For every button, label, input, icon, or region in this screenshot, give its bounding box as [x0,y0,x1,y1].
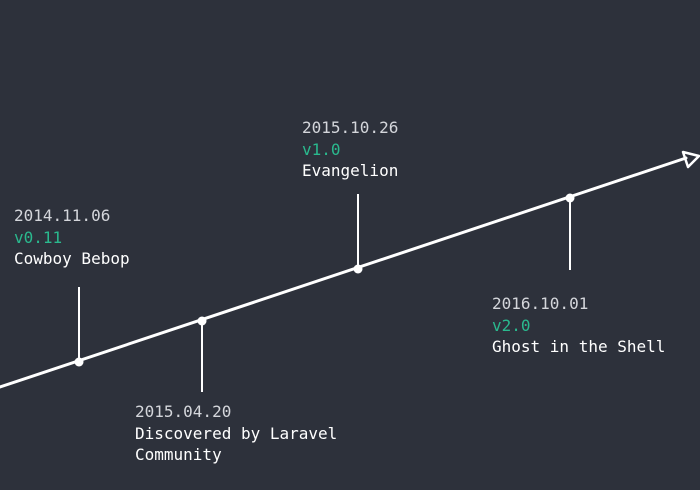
event-label-1: 2014.11.06 v0.11 Cowboy Bebop [14,205,130,270]
event-marker-4 [565,193,575,203]
event-date: 2016.10.01 [492,294,589,313]
event-name: Evangelion [302,161,399,180]
timeline-arrow-icon [681,150,700,169]
event-version: v0.11 [14,227,63,247]
event-label-4: 2016.10.01 v2.0 Ghost in the Shell [492,293,665,358]
event-date: 2014.11.06 [14,206,111,225]
event-name: Cowboy Bebop [14,249,130,268]
event-label-3: 2015.10.26 v1.0 Evangelion [302,117,398,182]
event-date: 2015.04.20 [135,402,232,421]
event-name: Community [135,445,222,464]
event-marker-2 [197,316,207,326]
event-name: Ghost in the Shell [492,337,666,356]
event-label-2: 2015.04.20 Discovered by Laravel Communi… [135,401,337,466]
event-version: v2.0 [492,315,531,335]
event-version: v1.0 [302,139,341,159]
event-marker-3 [353,264,363,274]
event-marker-1 [74,357,84,367]
event-date: 2015.10.26 [302,118,399,137]
event-name: Discovered by Laravel [135,423,338,443]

********

Could you lay out every line of the rows above as a numbered list, skipping any blank lines and leaving the picture out?

Response:
1. For every button, label, input, icon, or region in this screenshot, give its bounding box as [x0,y0,x1,y1].
2. event-label-1: 2014.11.06 v0.11 Cowboy Bebop [14,205,130,270]
3. event-marker-4 [565,193,575,203]
4. event-date: 2016.10.01 [492,294,589,313]
5. event-name: Evangelion [302,161,399,180]
6. timeline-arrow-icon [681,150,700,169]
7. event-version: v0.11 [14,227,63,247]
8. event-label-4: 2016.10.01 v2.0 Ghost in the Shell [492,293,665,358]
9. event-date: 2014.11.06 [14,206,111,225]
10. event-name: Cowboy Bebop [14,249,130,268]
11. event-label-3: 2015.10.26 v1.0 Evangelion [302,117,398,182]
12. event-date: 2015.04.20 [135,402,232,421]
13. event-name: Community [135,445,222,464]
14. event-marker-2 [197,316,207,326]
15. event-name: Ghost in the Shell [492,337,666,356]
16. event-label-2: 2015.04.20 Discovered by Laravel Communi… [135,401,337,466]
17. event-version: v2.0 [492,315,531,335]
18. event-version: v1.0 [302,139,341,159]
19. event-marker-3 [353,264,363,274]
20. event-marker-1 [74,357,84,367]
21. event-date: 2015.10.26 [302,118,399,137]
22. event-name: Discovered by Laravel [135,423,338,443]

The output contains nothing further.